Set exercise:
Pictures do not belong in the copy; restate the records below word for word.

Extracted records:
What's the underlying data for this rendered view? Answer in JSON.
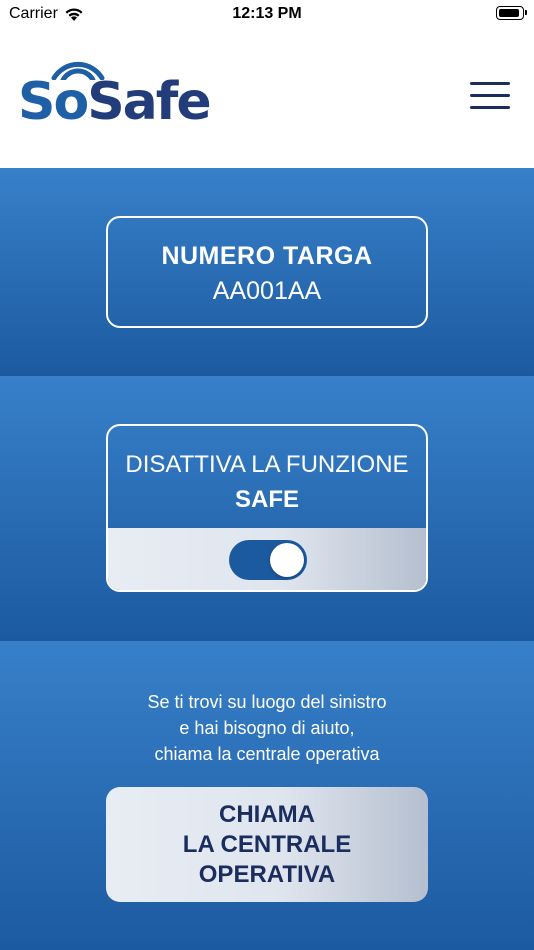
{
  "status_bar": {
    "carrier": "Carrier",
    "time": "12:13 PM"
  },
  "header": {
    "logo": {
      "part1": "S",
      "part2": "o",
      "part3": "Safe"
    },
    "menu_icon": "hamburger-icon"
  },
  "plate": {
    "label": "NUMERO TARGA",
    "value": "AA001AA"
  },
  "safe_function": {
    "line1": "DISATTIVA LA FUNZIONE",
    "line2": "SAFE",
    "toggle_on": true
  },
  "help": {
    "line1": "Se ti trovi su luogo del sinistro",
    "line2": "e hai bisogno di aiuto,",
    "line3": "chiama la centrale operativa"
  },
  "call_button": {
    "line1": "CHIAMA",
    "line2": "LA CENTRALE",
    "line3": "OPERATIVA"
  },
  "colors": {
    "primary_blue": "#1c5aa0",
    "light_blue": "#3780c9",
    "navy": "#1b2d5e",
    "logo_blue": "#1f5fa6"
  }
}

Response to this exercise:
What's the underlying data for this rendered view? Answer in JSON.
{
  "status_bar": {
    "carrier": "Carrier",
    "time": "12:13 PM"
  },
  "header": {
    "logo": {
      "part1": "S",
      "part2": "o",
      "part3": "Safe"
    },
    "menu_icon": "hamburger-icon"
  },
  "plate": {
    "label": "NUMERO TARGA",
    "value": "AA001AA"
  },
  "safe_function": {
    "line1": "DISATTIVA LA FUNZIONE",
    "line2": "SAFE",
    "toggle_on": true
  },
  "help": {
    "line1": "Se ti trovi su luogo del sinistro",
    "line2": "e hai bisogno di aiuto,",
    "line3": "chiama la centrale operativa"
  },
  "call_button": {
    "line1": "CHIAMA",
    "line2": "LA CENTRALE",
    "line3": "OPERATIVA"
  },
  "colors": {
    "primary_blue": "#1c5aa0",
    "light_blue": "#3780c9",
    "navy": "#1b2d5e",
    "logo_blue": "#1f5fa6"
  }
}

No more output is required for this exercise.